Data items:
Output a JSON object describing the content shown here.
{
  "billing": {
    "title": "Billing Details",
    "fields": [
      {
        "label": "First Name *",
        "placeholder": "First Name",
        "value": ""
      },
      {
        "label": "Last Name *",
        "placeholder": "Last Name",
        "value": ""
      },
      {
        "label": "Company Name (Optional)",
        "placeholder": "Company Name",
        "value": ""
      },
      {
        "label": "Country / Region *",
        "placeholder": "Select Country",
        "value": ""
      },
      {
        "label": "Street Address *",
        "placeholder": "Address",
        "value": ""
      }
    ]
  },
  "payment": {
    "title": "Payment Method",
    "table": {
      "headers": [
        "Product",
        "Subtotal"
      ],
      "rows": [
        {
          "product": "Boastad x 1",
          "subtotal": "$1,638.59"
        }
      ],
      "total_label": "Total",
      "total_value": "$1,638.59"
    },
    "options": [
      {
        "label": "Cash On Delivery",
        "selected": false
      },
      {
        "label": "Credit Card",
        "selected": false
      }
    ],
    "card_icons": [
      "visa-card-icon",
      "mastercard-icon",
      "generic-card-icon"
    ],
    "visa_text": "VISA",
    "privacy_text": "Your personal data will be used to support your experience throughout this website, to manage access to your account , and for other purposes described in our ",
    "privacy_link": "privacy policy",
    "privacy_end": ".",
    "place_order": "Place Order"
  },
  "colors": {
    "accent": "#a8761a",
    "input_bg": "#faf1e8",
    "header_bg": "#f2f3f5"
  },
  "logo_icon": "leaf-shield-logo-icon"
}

■ Challenge: Copy every record above exactly as it appears.

■ Exercise result:
Output a JSON object describing the content shown here.
{
  "billing": {
    "title": "Billing Details",
    "fields": [
      {
        "label": "First Name *",
        "placeholder": "First Name",
        "value": ""
      },
      {
        "label": "Last Name *",
        "placeholder": "Last Name",
        "value": ""
      },
      {
        "label": "Company Name (Optional)",
        "placeholder": "Company Name",
        "value": ""
      },
      {
        "label": "Country / Region *",
        "placeholder": "Select Country",
        "value": ""
      },
      {
        "label": "Street Address *",
        "placeholder": "Address",
        "value": ""
      }
    ]
  },
  "payment": {
    "title": "Payment Method",
    "table": {
      "headers": [
        "Product",
        "Subtotal"
      ],
      "rows": [
        {
          "product": "Boastad x 1",
          "subtotal": "$1,638.59"
        }
      ],
      "total_label": "Total",
      "total_value": "$1,638.59"
    },
    "options": [
      {
        "label": "Cash On Delivery",
        "selected": false
      },
      {
        "label": "Credit Card",
        "selected": false
      }
    ],
    "card_icons": [
      "visa-card-icon",
      "mastercard-icon",
      "generic-card-icon"
    ],
    "visa_text": "VISA",
    "privacy_text": "Your personal data will be used to support your experience throughout this website, to manage access to your account , and for other purposes described in our ",
    "privacy_link": "privacy policy",
    "privacy_end": ".",
    "place_order": "Place Order"
  },
  "colors": {
    "accent": "#a8761a",
    "input_bg": "#faf1e8",
    "header_bg": "#f2f3f5"
  },
  "logo_icon": "leaf-shield-logo-icon"
}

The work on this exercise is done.